## WRITTEN INSTRUCTION
All the data below goes into the copy word for word, but the pictures don't.

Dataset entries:

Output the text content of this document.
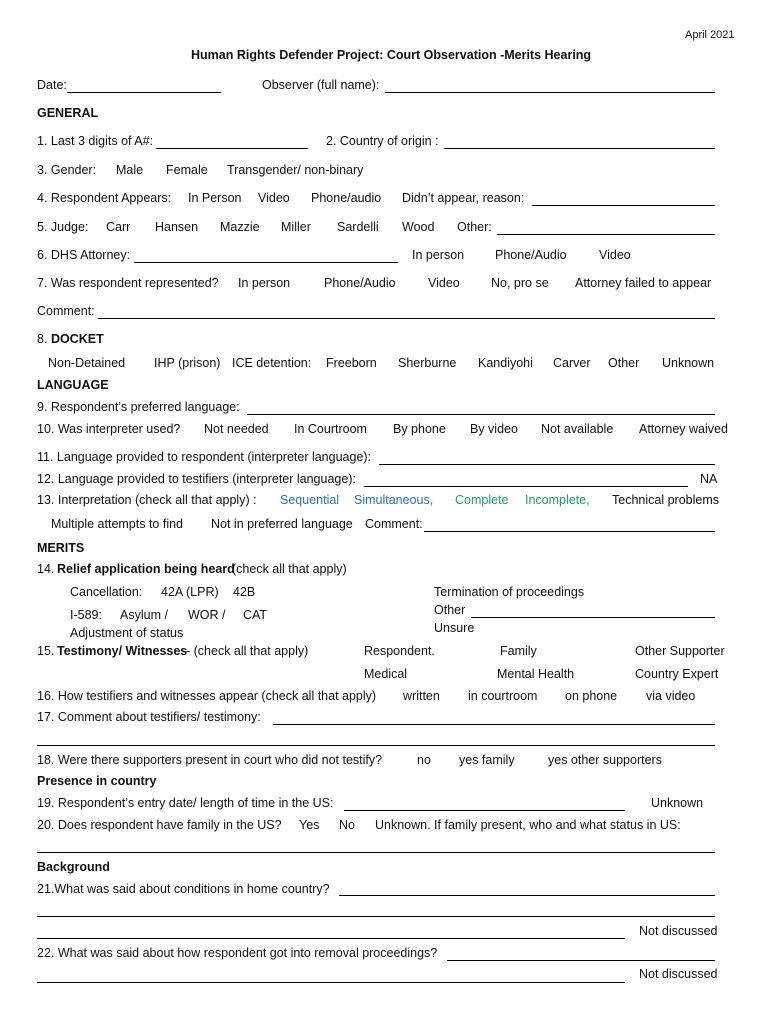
April 2021
Human Rights Defender Project: Court Observation -Merits Hearing
Date:	Observer (full name):
GENERAL
1. Last 3 digits of A#:	2. Country of origin :
3. Gender: Male Female Transgender/ non-binary
4. Respondent Appears: In Person Video Phone/audio Didn’t appear, reason:
5. Judge: Carr Hansen Mazzie Miller Sardelli Wood Other:
6. DHS Attorney:	In person Phone/Audio	Video
7. Was respondent represented? In person	Phone/Audio	Video	No, pro se Attorney failed to appear
Comment:
8. DOCKET
Non-Detained IHP (prison) ICE detention: Freeborn Sherburne Kandiyohi Carver Other Unknown
LANGUAGE
9. Respondent’s preferred language:
10. Was interpreter used? Not needed In Courtroom By phone By video Not available Attorney waived
11. Language provided to respondent (interpreter language):
12. Language provided to testifiers (interpreter language):	NA
13. Interpretation (check all that apply) : Sequential Simultaneous, Complete Incomplete, Technical problems
Multiple attempts to find Not in preferred language Comment:
MERITS
14. Relief application being heard
(check all that apply)
Cancellation: 42A (LPR) 42B	Termination of proceedings
Other
I-589: Asylum / WOR / CAT
Unsure
Adjustment of status
15. Testimony/ Witnesses
- (check all that apply)	Respondent.	Family	Other Supporter
Medical	Mental Health	Country Expert
16. How testifiers and witnesses appear (check all that apply) written in courtroom on phone via video
17. Comment about testifiers/ testimony:
18. Were there supporters present in court who did not testify?	no yes family	yes other supporters
Presence in country
19. Respondent’s entry date/ length of time in the US:	Unknown
20. Does respondent have family in the US? Yes No Unknown. If family present, who and what status in US:
Background
21.What was said about conditions in home country?
Not discussed
22. What was said about how respondent got into removal proceedings?
Not discussed
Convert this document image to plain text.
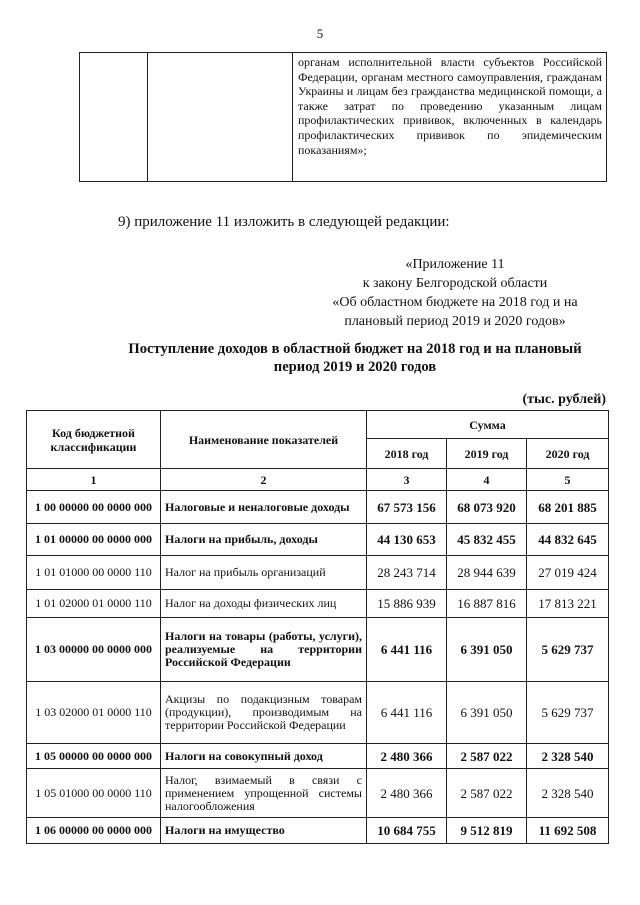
5

органам исполнительной власти субъектов Российской Федерации, органам местного самоуправления, гражданам Украины и лицам без гражданства медицинской помощи, а также затрат по проведению указанным лицам профилактических прививок, включенных в календарь профилактических прививок по эпидемическим показаниям»;
9) приложение 11 изложить в следующей редакции:
«Приложение 11
к закону Белгородской области
«Об областном бюджете на 2018 год и на
плановый период 2019 и 2020 годов»
Поступление доходов в областной бюджет на 2018 год и на плановый
период 2019 и 2020 годов
(тыс. рублей)
Код бюджетной классификации	Наименование показателей	Сумма		
		2018 год	2019 год	2020 год
1	2	3	4	5
1 00 00000 00 0000 000	Налоговые и неналоговые доходы	67 573 156	68 073 920	68 201 885
1 01 00000 00 0000 000	Налоги на прибыль, доходы	44 130 653	45 832 455	44 832 645
1 01 01000 00 0000 110	Налог на прибыль организаций	28 243 714	28 944 639	27 019 424
1 01 02000 01 0000 110	Налог на доходы физических лиц	15 886 939	16 887 816	17 813 221
1 03 00000 00 0000 000	Налоги на товары (работы, услуги), реализуемые на территории Российской Федерации	6 441 116	6 391 050	5 629 737
1 03 02000 01 0000 110	Акцизы по подакцизным товарам (продукции), производимым на территории Российской Федерации	6 441 116	6 391 050	5 629 737
1 05 00000 00 0000 000	Налоги на совокупный доход	2 480 366	2 587 022	2 328 540
1 05 01000 00 0000 110	Налог, взимаемый в связи с применением упрощенной системы налогообложения	2 480 366	2 587 022	2 328 540
1 06 00000 00 0000 000	Налоги на имущество	10 684 755	9 512 819	11 692 508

## COMPLETED EXERCISE
Output the text content of this document.
April 2021
Human Rights Defender Project: Court Observation -Merits Hearing
Date:	Observer (full name):
GENERAL
1. Last 3 digits of A#:	2. Country of origin :
3. Gender: Male Female Transgender/ non-binary
4. Respondent Appears: In Person Video Phone/audio Didn’t appear, reason:
5. Judge: Carr Hansen Mazzie Miller Sardelli Wood Other:
6. DHS Attorney:	In person Phone/Audio	Video
7. Was respondent represented? In person	Phone/Audio	Video	No, pro se Attorney failed to appear
Comment:
8. DOCKET
Non-Detained IHP (prison) ICE detention: Freeborn Sherburne Kandiyohi Carver Other Unknown
LANGUAGE
9. Respondent’s preferred language:
10. Was interpreter used? Not needed In Courtroom By phone By video Not available Attorney waived
11. Language provided to respondent (interpreter language):
12. Language provided to testifiers (interpreter language):	NA
13. Interpretation (check all that apply) : Sequential Simultaneous, Complete Incomplete, Technical problems
Multiple attempts to find Not in preferred language Comment:
MERITS
14. Relief application being heard
(check all that apply)
Cancellation: 42A (LPR) 42B	Termination of proceedings
Other
I-589: Asylum / WOR / CAT
Unsure
Adjustment of status
15. Testimony/ Witnesses
- (check all that apply)	Respondent.	Family	Other Supporter
Medical	Mental Health	Country Expert
16. How testifiers and witnesses appear (check all that apply) written in courtroom on phone via video
17. Comment about testifiers/ testimony:
18. Were there supporters present in court who did not testify?	no yes family	yes other supporters
Presence in country
19. Respondent’s entry date/ length of time in the US:	Unknown
20. Does respondent have family in the US? Yes No Unknown. If family present, who and what status in US:
Background
21.What was said about conditions in home country?
Not discussed
22. What was said about how respondent got into removal proceedings?
Not discussed
Convert this document image to plain text.
5

органам исполнительной власти субъектов Российской Федерации, органам местного самоуправления, гражданам Украины и лицам без гражданства медицинской помощи, а также затрат по проведению указанным лицам профилактических прививок, включенных в календарь профилактических прививок по эпидемическим показаниям»;
9) приложение 11 изложить в следующей редакции:
«Приложение 11
к закону Белгородской области
«Об областном бюджете на 2018 год и на
плановый период 2019 и 2020 годов»
Поступление доходов в областной бюджет на 2018 год и на плановый
период 2019 и 2020 годов
(тыс. рублей)
Код бюджетной классификации	Наименование показателей	Сумма		
		2018 год	2019 год	2020 год
1	2	3	4	5
1 00 00000 00 0000 000	Налоговые и неналоговые доходы	67 573 156	68 073 920	68 201 885
1 01 00000 00 0000 000	Налоги на прибыль, доходы	44 130 653	45 832 455	44 832 645
1 01 01000 00 0000 110	Налог на прибыль организаций	28 243 714	28 944 639	27 019 424
1 01 02000 01 0000 110	Налог на доходы физических лиц	15 886 939	16 887 816	17 813 221
1 03 00000 00 0000 000	Налоги на товары (работы, услуги), реализуемые на территории Российской Федерации	6 441 116	6 391 050	5 629 737
1 03 02000 01 0000 110	Акцизы по подакцизным товарам (продукции), производимым на территории Российской Федерации	6 441 116	6 391 050	5 629 737
1 05 00000 00 0000 000	Налоги на совокупный доход	2 480 366	2 587 022	2 328 540
1 05 01000 00 0000 110	Налог, взимаемый в связи с применением упрощенной системы налогообложения	2 480 366	2 587 022	2 328 540
1 06 00000 00 0000 000	Налоги на имущество	10 684 755	9 512 819	11 692 508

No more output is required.